WRITTEN INSTRUCTION: Extract all records. Keep each one exact.

○ ○ ○

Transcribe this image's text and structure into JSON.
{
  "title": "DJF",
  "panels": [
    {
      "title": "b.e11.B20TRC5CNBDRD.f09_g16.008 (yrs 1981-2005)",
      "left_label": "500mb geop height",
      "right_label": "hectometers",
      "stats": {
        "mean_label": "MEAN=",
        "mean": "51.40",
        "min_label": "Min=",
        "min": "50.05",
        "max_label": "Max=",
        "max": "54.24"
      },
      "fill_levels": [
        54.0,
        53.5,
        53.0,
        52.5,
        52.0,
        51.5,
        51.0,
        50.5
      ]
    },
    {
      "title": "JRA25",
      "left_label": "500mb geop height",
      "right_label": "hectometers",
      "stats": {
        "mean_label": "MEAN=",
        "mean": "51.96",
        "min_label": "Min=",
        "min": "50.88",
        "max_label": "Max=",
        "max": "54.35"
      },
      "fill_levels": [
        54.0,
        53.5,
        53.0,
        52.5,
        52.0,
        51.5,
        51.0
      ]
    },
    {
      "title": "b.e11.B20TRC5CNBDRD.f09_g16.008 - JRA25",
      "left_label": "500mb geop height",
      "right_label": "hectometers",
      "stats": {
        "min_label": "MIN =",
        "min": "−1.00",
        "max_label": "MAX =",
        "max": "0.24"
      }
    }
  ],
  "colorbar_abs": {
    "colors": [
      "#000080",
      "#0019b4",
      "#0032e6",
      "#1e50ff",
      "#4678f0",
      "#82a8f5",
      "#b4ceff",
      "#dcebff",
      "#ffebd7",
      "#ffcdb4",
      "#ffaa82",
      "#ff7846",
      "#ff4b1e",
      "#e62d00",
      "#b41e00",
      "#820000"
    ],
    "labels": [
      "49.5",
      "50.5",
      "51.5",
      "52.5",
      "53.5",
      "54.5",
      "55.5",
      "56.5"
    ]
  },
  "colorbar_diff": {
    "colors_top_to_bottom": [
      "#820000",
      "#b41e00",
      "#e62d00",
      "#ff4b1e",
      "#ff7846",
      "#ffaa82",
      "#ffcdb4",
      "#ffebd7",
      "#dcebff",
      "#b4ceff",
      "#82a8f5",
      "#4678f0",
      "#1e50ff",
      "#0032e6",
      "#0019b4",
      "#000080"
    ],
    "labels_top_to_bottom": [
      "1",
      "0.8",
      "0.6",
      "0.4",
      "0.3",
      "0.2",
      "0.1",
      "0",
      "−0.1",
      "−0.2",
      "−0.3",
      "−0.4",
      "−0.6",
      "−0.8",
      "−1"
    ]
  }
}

○ ○ ○

RESPONSE BELOW:
Transcribe this image's text and structure into JSON.
{
  "title": "DJF",
  "panels": [
    {
      "title": "b.e11.B20TRC5CNBDRD.f09_g16.008 (yrs 1981-2005)",
      "left_label": "500mb geop height",
      "right_label": "hectometers",
      "stats": {
        "mean_label": "MEAN=",
        "mean": "51.40",
        "min_label": "Min=",
        "min": "50.05",
        "max_label": "Max=",
        "max": "54.24"
      },
      "fill_levels": [
        54.0,
        53.5,
        53.0,
        52.5,
        52.0,
        51.5,
        51.0,
        50.5
      ]
    },
    {
      "title": "JRA25",
      "left_label": "500mb geop height",
      "right_label": "hectometers",
      "stats": {
        "mean_label": "MEAN=",
        "mean": "51.96",
        "min_label": "Min=",
        "min": "50.88",
        "max_label": "Max=",
        "max": "54.35"
      },
      "fill_levels": [
        54.0,
        53.5,
        53.0,
        52.5,
        52.0,
        51.5,
        51.0
      ]
    },
    {
      "title": "b.e11.B20TRC5CNBDRD.f09_g16.008 - JRA25",
      "left_label": "500mb geop height",
      "right_label": "hectometers",
      "stats": {
        "min_label": "MIN =",
        "min": "−1.00",
        "max_label": "MAX =",
        "max": "0.24"
      }
    }
  ],
  "colorbar_abs": {
    "colors": [
      "#000080",
      "#0019b4",
      "#0032e6",
      "#1e50ff",
      "#4678f0",
      "#82a8f5",
      "#b4ceff",
      "#dcebff",
      "#ffebd7",
      "#ffcdb4",
      "#ffaa82",
      "#ff7846",
      "#ff4b1e",
      "#e62d00",
      "#b41e00",
      "#820000"
    ],
    "labels": [
      "49.5",
      "50.5",
      "51.5",
      "52.5",
      "53.5",
      "54.5",
      "55.5",
      "56.5"
    ]
  },
  "colorbar_diff": {
    "colors_top_to_bottom": [
      "#820000",
      "#b41e00",
      "#e62d00",
      "#ff4b1e",
      "#ff7846",
      "#ffaa82",
      "#ffcdb4",
      "#ffebd7",
      "#dcebff",
      "#b4ceff",
      "#82a8f5",
      "#4678f0",
      "#1e50ff",
      "#0032e6",
      "#0019b4",
      "#000080"
    ],
    "labels_top_to_bottom": [
      "1",
      "0.8",
      "0.6",
      "0.4",
      "0.3",
      "0.2",
      "0.1",
      "0",
      "−0.1",
      "−0.2",
      "−0.3",
      "−0.4",
      "−0.6",
      "−0.8",
      "−1"
    ]
  }
}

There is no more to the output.